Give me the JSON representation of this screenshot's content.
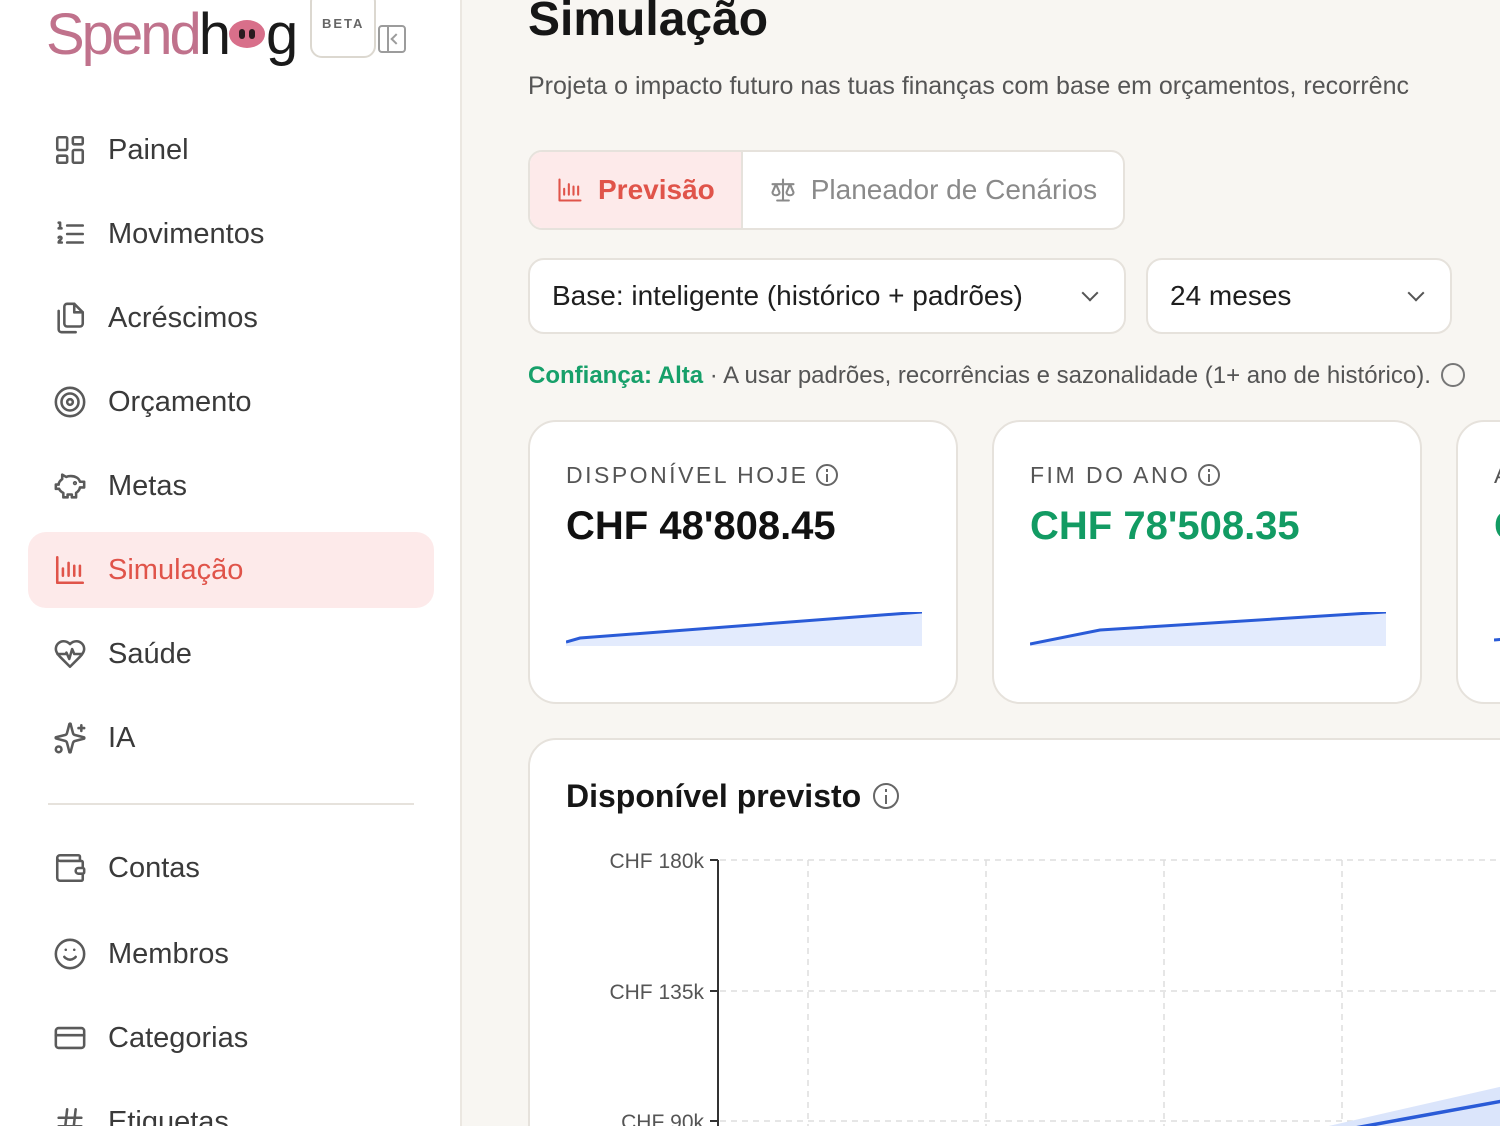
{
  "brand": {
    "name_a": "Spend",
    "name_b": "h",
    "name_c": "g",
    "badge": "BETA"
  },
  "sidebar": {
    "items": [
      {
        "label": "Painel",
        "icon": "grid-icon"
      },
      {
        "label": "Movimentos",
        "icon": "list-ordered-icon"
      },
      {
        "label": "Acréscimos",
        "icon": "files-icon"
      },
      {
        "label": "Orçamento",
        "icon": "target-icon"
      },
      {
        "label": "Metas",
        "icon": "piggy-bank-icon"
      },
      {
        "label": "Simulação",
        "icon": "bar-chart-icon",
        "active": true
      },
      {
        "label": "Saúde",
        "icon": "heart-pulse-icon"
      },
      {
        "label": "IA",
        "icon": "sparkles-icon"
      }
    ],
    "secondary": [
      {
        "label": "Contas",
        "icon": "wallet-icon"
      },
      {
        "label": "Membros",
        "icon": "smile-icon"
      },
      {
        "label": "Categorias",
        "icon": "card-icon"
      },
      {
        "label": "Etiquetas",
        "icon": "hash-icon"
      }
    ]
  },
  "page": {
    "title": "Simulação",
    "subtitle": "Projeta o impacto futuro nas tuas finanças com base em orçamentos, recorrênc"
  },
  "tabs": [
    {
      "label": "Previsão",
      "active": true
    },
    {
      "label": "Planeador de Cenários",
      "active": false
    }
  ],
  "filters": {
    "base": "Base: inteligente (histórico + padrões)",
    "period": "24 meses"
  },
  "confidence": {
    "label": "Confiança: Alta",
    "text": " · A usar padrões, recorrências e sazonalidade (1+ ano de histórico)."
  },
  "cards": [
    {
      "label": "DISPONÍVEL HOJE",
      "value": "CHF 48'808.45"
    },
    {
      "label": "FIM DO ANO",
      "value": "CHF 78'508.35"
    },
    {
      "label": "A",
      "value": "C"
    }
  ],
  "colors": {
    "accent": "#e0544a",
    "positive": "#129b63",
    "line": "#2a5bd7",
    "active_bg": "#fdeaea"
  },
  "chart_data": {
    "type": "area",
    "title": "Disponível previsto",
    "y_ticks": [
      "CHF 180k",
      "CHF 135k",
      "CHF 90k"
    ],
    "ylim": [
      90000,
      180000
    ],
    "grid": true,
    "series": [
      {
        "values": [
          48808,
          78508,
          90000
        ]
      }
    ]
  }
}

++++++++++++++++++++

Make an exact copy of the records above, with the pictures left out.

= SOLUTION FOR THIS EXERCISE =
Give me the JSON representation of this screenshot's content.
{
  "brand": {
    "name_a": "Spend",
    "name_b": "h",
    "name_c": "g",
    "badge": "BETA"
  },
  "sidebar": {
    "items": [
      {
        "label": "Painel",
        "icon": "grid-icon"
      },
      {
        "label": "Movimentos",
        "icon": "list-ordered-icon"
      },
      {
        "label": "Acréscimos",
        "icon": "files-icon"
      },
      {
        "label": "Orçamento",
        "icon": "target-icon"
      },
      {
        "label": "Metas",
        "icon": "piggy-bank-icon"
      },
      {
        "label": "Simulação",
        "icon": "bar-chart-icon",
        "active": true
      },
      {
        "label": "Saúde",
        "icon": "heart-pulse-icon"
      },
      {
        "label": "IA",
        "icon": "sparkles-icon"
      }
    ],
    "secondary": [
      {
        "label": "Contas",
        "icon": "wallet-icon"
      },
      {
        "label": "Membros",
        "icon": "smile-icon"
      },
      {
        "label": "Categorias",
        "icon": "card-icon"
      },
      {
        "label": "Etiquetas",
        "icon": "hash-icon"
      }
    ]
  },
  "page": {
    "title": "Simulação",
    "subtitle": "Projeta o impacto futuro nas tuas finanças com base em orçamentos, recorrênc"
  },
  "tabs": [
    {
      "label": "Previsão",
      "active": true
    },
    {
      "label": "Planeador de Cenários",
      "active": false
    }
  ],
  "filters": {
    "base": "Base: inteligente (histórico + padrões)",
    "period": "24 meses"
  },
  "confidence": {
    "label": "Confiança: Alta",
    "text": " · A usar padrões, recorrências e sazonalidade (1+ ano de histórico)."
  },
  "cards": [
    {
      "label": "DISPONÍVEL HOJE",
      "value": "CHF 48'808.45"
    },
    {
      "label": "FIM DO ANO",
      "value": "CHF 78'508.35"
    },
    {
      "label": "A",
      "value": "C"
    }
  ],
  "colors": {
    "accent": "#e0544a",
    "positive": "#129b63",
    "line": "#2a5bd7",
    "active_bg": "#fdeaea"
  },
  "chart_data": {
    "type": "area",
    "title": "Disponível previsto",
    "y_ticks": [
      "CHF 180k",
      "CHF 135k",
      "CHF 90k"
    ],
    "ylim": [
      90000,
      180000
    ],
    "grid": true,
    "series": [
      {
        "values": [
          48808,
          78508,
          90000
        ]
      }
    ]
  }
}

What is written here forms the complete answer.